*Given instruction:*
Your task is to output the listing word for word, with pictures excluded.

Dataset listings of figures
_____

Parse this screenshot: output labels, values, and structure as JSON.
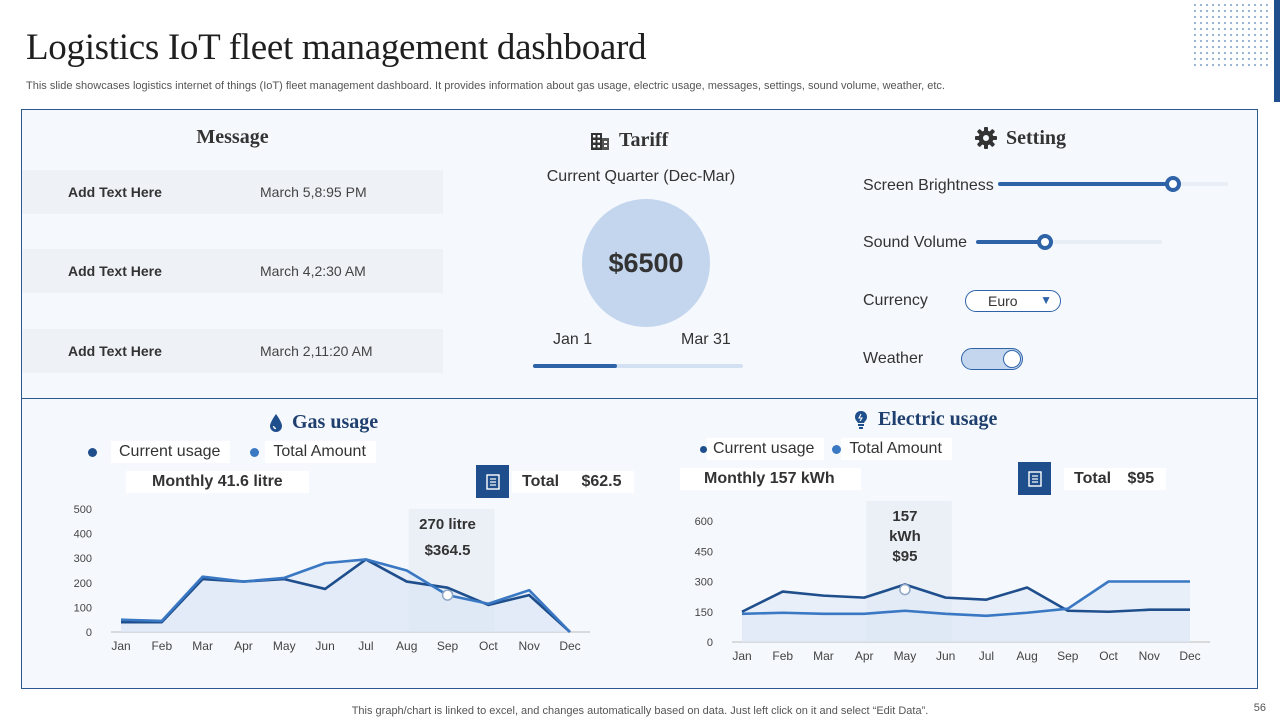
{
  "header": {
    "title": "Logistics IoT fleet management dashboard",
    "subtitle": "This slide showcases logistics internet of things (IoT) fleet management dashboard. It provides information about gas usage, electric usage, messages, settings, sound volume, weather, etc."
  },
  "message": {
    "title": "Message",
    "items": [
      {
        "text": "Add  Text Here",
        "date": "March 5,8:95 PM"
      },
      {
        "text": "Add  Text Here",
        "date": "March 4,2:30 AM"
      },
      {
        "text": "Add  Text Here",
        "date": "March 2,11:20 AM"
      }
    ]
  },
  "tariff": {
    "title": "Tariff",
    "icon": "building-icon",
    "period": "Current Quarter (Dec-Mar)",
    "amount": "$6500",
    "start": "Jan 1",
    "end": "Mar 31",
    "progress": 0.4
  },
  "setting": {
    "title": "Setting",
    "icon": "gear-icon",
    "brightness_label": "Screen Brightness",
    "brightness": 0.76,
    "volume_label": "Sound Volume",
    "volume": 0.37,
    "currency_label": "Currency",
    "currency": "Euro",
    "weather_label": "Weather",
    "weather_on": true
  },
  "gas": {
    "title": "Gas usage",
    "icon": "drop-icon",
    "legend_current": "Current usage",
    "legend_total": "Total Amount",
    "monthly": "Monthly  41.6 litre",
    "total_label": "Total",
    "total_value": "$62.5",
    "tooltip_line1": "270 litre",
    "tooltip_line2": "$364.5"
  },
  "electric": {
    "title": "Electric usage",
    "icon": "plug-icon",
    "legend_current": "Current usage",
    "legend_total": "Total Amount",
    "monthly": "Monthly 157 kWh",
    "total_label": "Total",
    "total_value": "$95",
    "tooltip_line1": "157",
    "tooltip_line2": "kWh",
    "tooltip_line3": "$95"
  },
  "colors": {
    "dark_series": "#1f4e8c",
    "light_series": "#3a78c4",
    "area_fill": "#dce7f5"
  },
  "chart_data": [
    {
      "type": "area",
      "categories": [
        "Jan",
        "Feb",
        "Mar",
        "Apr",
        "May",
        "Jun",
        "Jul",
        "Aug",
        "Sep",
        "Oct",
        "Nov",
        "Dec"
      ],
      "series": [
        {
          "name": "Current usage",
          "values": [
            40,
            40,
            215,
            205,
            215,
            175,
            295,
            205,
            180,
            110,
            150,
            0
          ]
        },
        {
          "name": "Total Amount",
          "values": [
            50,
            45,
            225,
            205,
            220,
            280,
            295,
            250,
            150,
            115,
            170,
            0
          ]
        }
      ],
      "yticks": [
        0,
        100,
        200,
        300,
        400,
        500
      ],
      "ylim": [
        0,
        500
      ],
      "highlight_index": 8
    },
    {
      "type": "area",
      "categories": [
        "Jan",
        "Feb",
        "Mar",
        "Apr",
        "May",
        "Jun",
        "Jul",
        "Aug",
        "Sep",
        "Oct",
        "Nov",
        "Dec"
      ],
      "series": [
        {
          "name": "Current usage",
          "values": [
            150,
            250,
            230,
            220,
            285,
            220,
            210,
            270,
            155,
            150,
            160,
            160
          ]
        },
        {
          "name": "Total Amount",
          "values": [
            140,
            145,
            140,
            140,
            155,
            140,
            130,
            145,
            165,
            300,
            300,
            300
          ]
        }
      ],
      "yticks": [
        0,
        150,
        300,
        450,
        600
      ],
      "ylim": [
        0,
        600
      ],
      "highlight_index": 4
    }
  ],
  "footer": {
    "note": "This graph/chart is linked to excel,  and changes automatically based on data. Just left click on it and select “Edit Data”.",
    "page": "56"
  }
}
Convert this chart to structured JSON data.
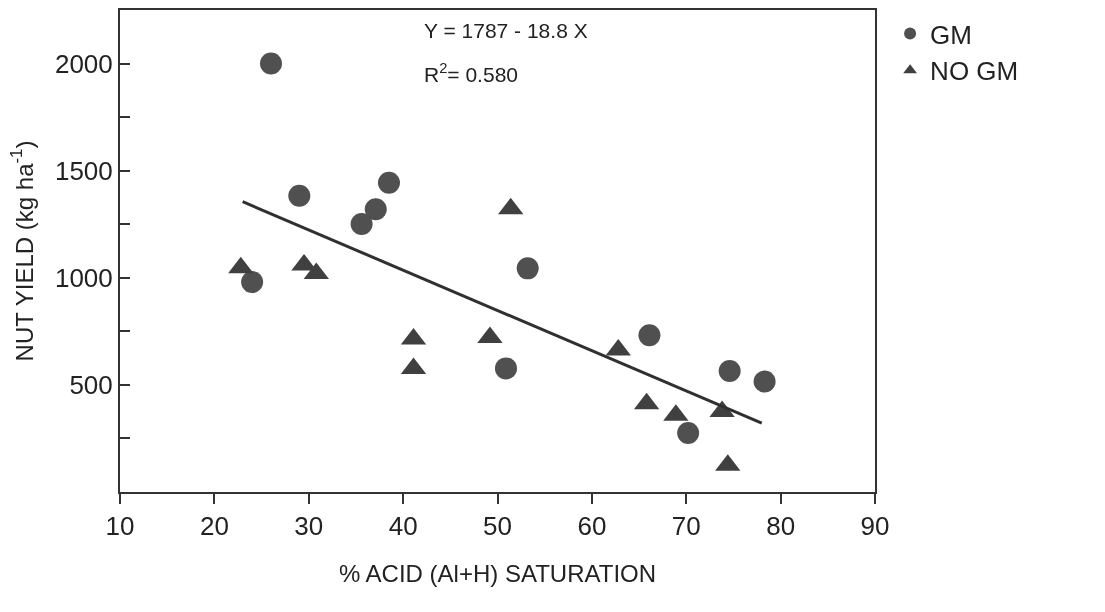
{
  "chart_data": {
    "type": "scatter",
    "xlabel": "% ACID (Al+H) SATURATION",
    "ylabel": "NUT YIELD (kg ha$^{-1}$)",
    "annotations": [
      "Y = 1787 - 18.8 X",
      "R$^{2}$= 0.580"
    ],
    "series": [
      {
        "name": "GM",
        "marker": "circle",
        "color": "#505050",
        "x": [
          26,
          29,
          38.5,
          37.1,
          35.6,
          24,
          53.2,
          50.9,
          66.1,
          74.6,
          78.3,
          70.2
        ],
        "values": [
          2000,
          1383,
          1444,
          1320,
          1251,
          980,
          1044,
          577,
          732,
          565,
          516,
          275
        ]
      },
      {
        "name": "NO GM",
        "marker": "triangle",
        "color": "#404040",
        "x": [
          22.8,
          29.5,
          30.8,
          51.4,
          41.1,
          41.1,
          49.2,
          62.8,
          65.8,
          68.9,
          73.8,
          74.4
        ],
        "values": [
          1047,
          1060,
          1020,
          1322,
          714,
          577,
          721,
          663,
          412,
          358,
          376,
          125
        ]
      },
      {
        "type": "line",
        "color": "#303030",
        "line_style": "solid",
        "marker": "none",
        "x": [
          23,
          78
        ],
        "values": [
          1355,
          321
        ]
      }
    ],
    "xlim": [
      10,
      90
    ],
    "xticks": [
      10,
      20,
      30,
      40,
      50,
      60,
      70,
      80,
      90
    ],
    "ylim": [
      0,
      2250
    ],
    "yticks": [
      {
        "value": 250,
        "label": null
      },
      500,
      {
        "value": 750,
        "label": null
      },
      1000,
      {
        "value": 1250,
        "label": null
      },
      1500,
      {
        "value": 1750,
        "label": null
      },
      2000
    ],
    "legend": "top right"
  }
}
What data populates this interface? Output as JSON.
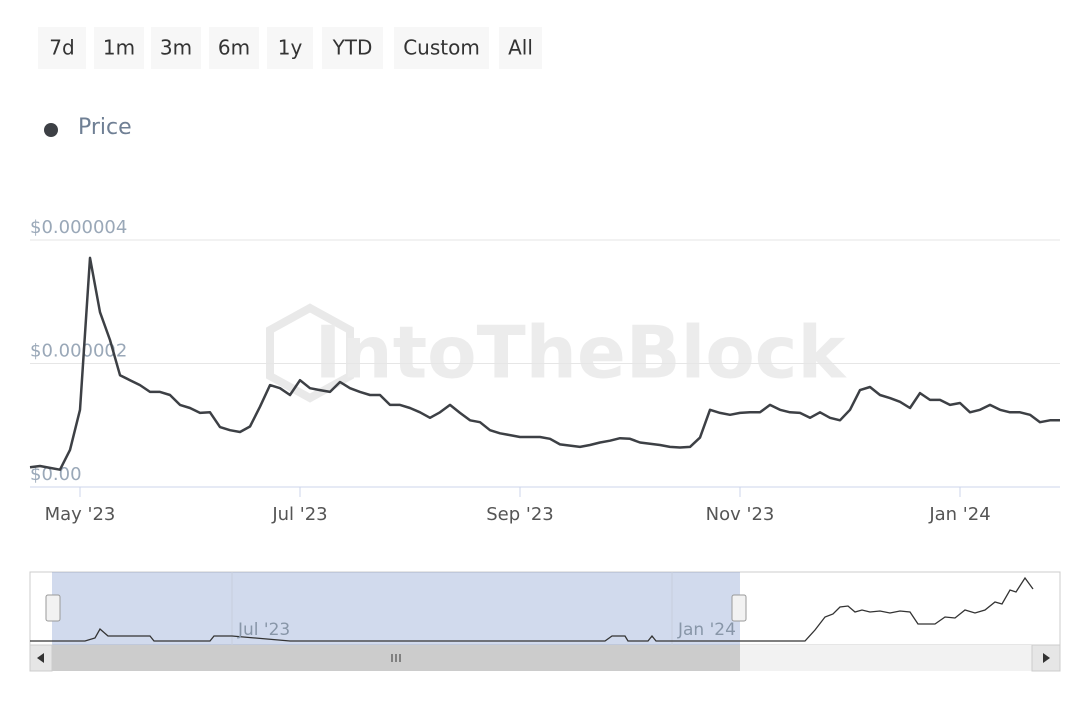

_____

*Exercise result:*
Parse this screenshot: output labels, values, and structure as JSON.
{
  "header": {
    "title": "Logistics IoT fleet management dashboard",
    "subtitle": "This slide showcases logistics internet of things (IoT) fleet management dashboard. It provides information about gas usage, electric usage, messages, settings, sound volume, weather, etc."
  },
  "message": {
    "title": "Message",
    "items": [
      {
        "text": "Add  Text Here",
        "date": "March 5,8:95 PM"
      },
      {
        "text": "Add  Text Here",
        "date": "March 4,2:30 AM"
      },
      {
        "text": "Add  Text Here",
        "date": "March 2,11:20 AM"
      }
    ]
  },
  "tariff": {
    "title": "Tariff",
    "icon": "building-icon",
    "period": "Current Quarter (Dec-Mar)",
    "amount": "$6500",
    "start": "Jan 1",
    "end": "Mar 31",
    "progress": 0.4
  },
  "setting": {
    "title": "Setting",
    "icon": "gear-icon",
    "brightness_label": "Screen Brightness",
    "brightness": 0.76,
    "volume_label": "Sound Volume",
    "volume": 0.37,
    "currency_label": "Currency",
    "currency": "Euro",
    "weather_label": "Weather",
    "weather_on": true
  },
  "gas": {
    "title": "Gas usage",
    "icon": "drop-icon",
    "legend_current": "Current usage",
    "legend_total": "Total Amount",
    "monthly": "Monthly  41.6 litre",
    "total_label": "Total",
    "total_value": "$62.5",
    "tooltip_line1": "270 litre",
    "tooltip_line2": "$364.5"
  },
  "electric": {
    "title": "Electric usage",
    "icon": "plug-icon",
    "legend_current": "Current usage",
    "legend_total": "Total Amount",
    "monthly": "Monthly 157 kWh",
    "total_label": "Total",
    "total_value": "$95",
    "tooltip_line1": "157",
    "tooltip_line2": "kWh",
    "tooltip_line3": "$95"
  },
  "colors": {
    "dark_series": "#1f4e8c",
    "light_series": "#3a78c4",
    "area_fill": "#dce7f5"
  },
  "chart_data": [
    {
      "type": "area",
      "categories": [
        "Jan",
        "Feb",
        "Mar",
        "Apr",
        "May",
        "Jun",
        "Jul",
        "Aug",
        "Sep",
        "Oct",
        "Nov",
        "Dec"
      ],
      "series": [
        {
          "name": "Current usage",
          "values": [
            40,
            40,
            215,
            205,
            215,
            175,
            295,
            205,
            180,
            110,
            150,
            0
          ]
        },
        {
          "name": "Total Amount",
          "values": [
            50,
            45,
            225,
            205,
            220,
            280,
            295,
            250,
            150,
            115,
            170,
            0
          ]
        }
      ],
      "yticks": [
        0,
        100,
        200,
        300,
        400,
        500
      ],
      "ylim": [
        0,
        500
      ],
      "highlight_index": 8
    },
    {
      "type": "area",
      "categories": [
        "Jan",
        "Feb",
        "Mar",
        "Apr",
        "May",
        "Jun",
        "Jul",
        "Aug",
        "Sep",
        "Oct",
        "Nov",
        "Dec"
      ],
      "series": [
        {
          "name": "Current usage",
          "values": [
            150,
            250,
            230,
            220,
            285,
            220,
            210,
            270,
            155,
            150,
            160,
            160
          ]
        },
        {
          "name": "Total Amount",
          "values": [
            140,
            145,
            140,
            140,
            155,
            140,
            130,
            145,
            165,
            300,
            300,
            300
          ]
        }
      ],
      "yticks": [
        0,
        150,
        300,
        450,
        600
      ],
      "ylim": [
        0,
        600
      ],
      "highlight_index": 4
    }
  ],
  "footer": {
    "note": "This graph/chart is linked to excel,  and changes automatically based on data. Just left click on it and select “Edit Data”.",
    "page": "56"
  }
}
Convert this chart to structured JSON data.
{
  "chart_data": {
    "type": "scatter",
    "xlabel": "% ACID (Al+H) SATURATION",
    "ylabel": "NUT YIELD (kg ha$^{-1}$)",
    "annotations": [
      "Y = 1787 - 18.8 X",
      "R$^{2}$= 0.580"
    ],
    "series": [
      {
        "name": "GM",
        "marker": "circle",
        "color": "#505050",
        "x": [
          26,
          29,
          38.5,
          37.1,
          35.6,
          24,
          53.2,
          50.9,
          66.1,
          74.6,
          78.3,
          70.2
        ],
        "values": [
          2000,
          1383,
          1444,
          1320,
          1251,
          980,
          1044,
          577,
          732,
          565,
          516,
          275
        ]
      },
      {
        "name": "NO GM",
        "marker": "triangle",
        "color": "#404040",
        "x": [
          22.8,
          29.5,
          30.8,
          51.4,
          41.1,
          41.1,
          49.2,
          62.8,
          65.8,
          68.9,
          73.8,
          74.4
        ],
        "values": [
          1047,
          1060,
          1020,
          1322,
          714,
          577,
          721,
          663,
          412,
          358,
          376,
          125
        ]
      },
      {
        "type": "line",
        "color": "#303030",
        "line_style": "solid",
        "marker": "none",
        "x": [
          23,
          78
        ],
        "values": [
          1355,
          321
        ]
      }
    ],
    "xlim": [
      10,
      90
    ],
    "xticks": [
      10,
      20,
      30,
      40,
      50,
      60,
      70,
      80,
      90
    ],
    "ylim": [
      0,
      2250
    ],
    "yticks": [
      {
        "value": 250,
        "label": null
      },
      500,
      {
        "value": 750,
        "label": null
      },
      1000,
      {
        "value": 1250,
        "label": null
      },
      1500,
      {
        "value": 1750,
        "label": null
      },
      2000
    ],
    "legend": "top right"
  }
}
What data populates this interface? Output as JSON.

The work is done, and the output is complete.